▸ TASK PROMPT: Transcribe the records exactly. Pictures do not belong in the transcription.

▸ SUPPLIED DATA:
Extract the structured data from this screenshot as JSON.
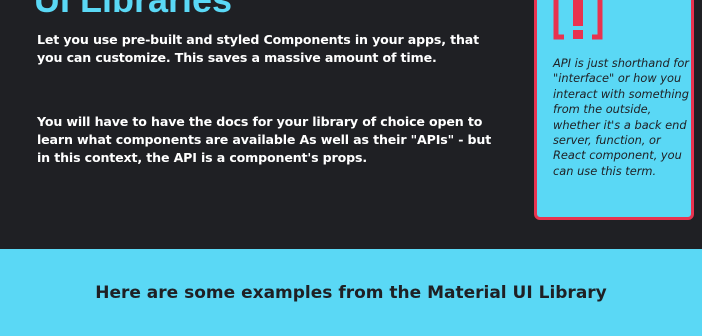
{
  "colors": {
    "dark_background": "#1f2024",
    "accent_cyan": "#5ad8f5",
    "accent_red": "#e8334f",
    "text_light": "#ffffff",
    "text_dark": "#1f2024"
  },
  "main": {
    "heading": "UI Libraries",
    "paragraphs": [
      "Let you use pre-built and styled Components in your apps, that you can customize. This saves a massive amount of time.",
      "You will have to have the docs for your library of choice open to learn what components are available As well as their \"APIs\" - but in this context, the API is a component's props."
    ]
  },
  "callout": {
    "icon": "exclamation-bracket-icon",
    "text": "API is just shorthand for \"interface\" or how you interact with something from the outside, whether it's a back end server, function, or React component, you can use this term."
  },
  "footer": {
    "heading": "Here are some examples from the Material UI Library"
  }
}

▸ FINAL RESULT:
Extract the structured data from this screenshot as JSON.
{
  "colors": {
    "dark_background": "#1f2024",
    "accent_cyan": "#5ad8f5",
    "accent_red": "#e8334f",
    "text_light": "#ffffff",
    "text_dark": "#1f2024"
  },
  "main": {
    "heading": "UI Libraries",
    "paragraphs": [
      "Let you use pre-built and styled Components in your apps, that you can customize. This saves a massive amount of time.",
      "You will have to have the docs for your library of choice open to learn what components are available As well as their \"APIs\" - but in this context, the API is a component's props."
    ]
  },
  "callout": {
    "icon": "exclamation-bracket-icon",
    "text": "API is just shorthand for \"interface\" or how you interact with something from the outside, whether it's a back end server, function, or React component, you can use this term."
  },
  "footer": {
    "heading": "Here are some examples from the Material UI Library"
  }
}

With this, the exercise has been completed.